Problem
Find the lines of data that contain the string "元免纳税部分后", then list them.

=-=-=

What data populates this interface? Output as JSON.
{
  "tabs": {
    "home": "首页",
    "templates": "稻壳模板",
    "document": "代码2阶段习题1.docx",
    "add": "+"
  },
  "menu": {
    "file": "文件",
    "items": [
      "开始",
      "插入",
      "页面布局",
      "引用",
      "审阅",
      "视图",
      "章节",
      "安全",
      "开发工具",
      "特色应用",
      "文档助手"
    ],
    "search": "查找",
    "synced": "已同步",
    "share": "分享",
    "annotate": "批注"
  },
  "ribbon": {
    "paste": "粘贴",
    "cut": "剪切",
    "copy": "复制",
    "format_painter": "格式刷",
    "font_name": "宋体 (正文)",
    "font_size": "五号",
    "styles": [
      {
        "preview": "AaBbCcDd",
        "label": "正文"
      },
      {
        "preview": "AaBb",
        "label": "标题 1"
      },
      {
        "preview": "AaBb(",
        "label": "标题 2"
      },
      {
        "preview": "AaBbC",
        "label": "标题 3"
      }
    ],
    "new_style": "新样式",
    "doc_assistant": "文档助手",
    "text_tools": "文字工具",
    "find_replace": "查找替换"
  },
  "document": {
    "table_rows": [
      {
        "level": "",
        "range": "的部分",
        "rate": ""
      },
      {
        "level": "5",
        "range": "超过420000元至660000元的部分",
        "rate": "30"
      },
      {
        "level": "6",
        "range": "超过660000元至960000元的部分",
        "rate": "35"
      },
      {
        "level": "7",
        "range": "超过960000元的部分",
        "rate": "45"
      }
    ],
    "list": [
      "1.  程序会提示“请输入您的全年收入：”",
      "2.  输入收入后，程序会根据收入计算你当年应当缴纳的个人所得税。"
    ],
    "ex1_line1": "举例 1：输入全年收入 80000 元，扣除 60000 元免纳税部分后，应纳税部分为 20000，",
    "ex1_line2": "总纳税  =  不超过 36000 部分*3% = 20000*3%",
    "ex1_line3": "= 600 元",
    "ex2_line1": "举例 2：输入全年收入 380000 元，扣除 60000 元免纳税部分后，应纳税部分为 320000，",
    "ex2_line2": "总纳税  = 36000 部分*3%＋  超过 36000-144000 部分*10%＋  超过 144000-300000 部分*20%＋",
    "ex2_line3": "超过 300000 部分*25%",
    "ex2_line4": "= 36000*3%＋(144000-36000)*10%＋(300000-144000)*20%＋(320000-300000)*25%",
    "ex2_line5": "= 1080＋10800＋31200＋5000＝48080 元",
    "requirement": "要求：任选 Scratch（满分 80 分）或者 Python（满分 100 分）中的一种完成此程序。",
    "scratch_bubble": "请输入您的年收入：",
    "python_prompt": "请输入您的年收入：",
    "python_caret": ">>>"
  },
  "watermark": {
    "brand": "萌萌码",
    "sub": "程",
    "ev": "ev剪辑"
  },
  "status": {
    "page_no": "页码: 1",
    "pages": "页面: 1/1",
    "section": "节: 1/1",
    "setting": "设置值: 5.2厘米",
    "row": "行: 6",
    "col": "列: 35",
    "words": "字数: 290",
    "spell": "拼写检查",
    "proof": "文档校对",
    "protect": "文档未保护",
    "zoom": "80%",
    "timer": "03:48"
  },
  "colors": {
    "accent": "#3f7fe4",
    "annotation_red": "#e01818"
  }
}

=-=-=

Written answer
    "ex1_line1": "举例 1：输入全年收入 80000 元，扣除 60000 元免纳税部分后，应纳税部分为 20000，",
    "ex2_line1": "举例 2：输入全年收入 380000 元，扣除 60000 元免纳税部分后，应纳税部分为 320000，",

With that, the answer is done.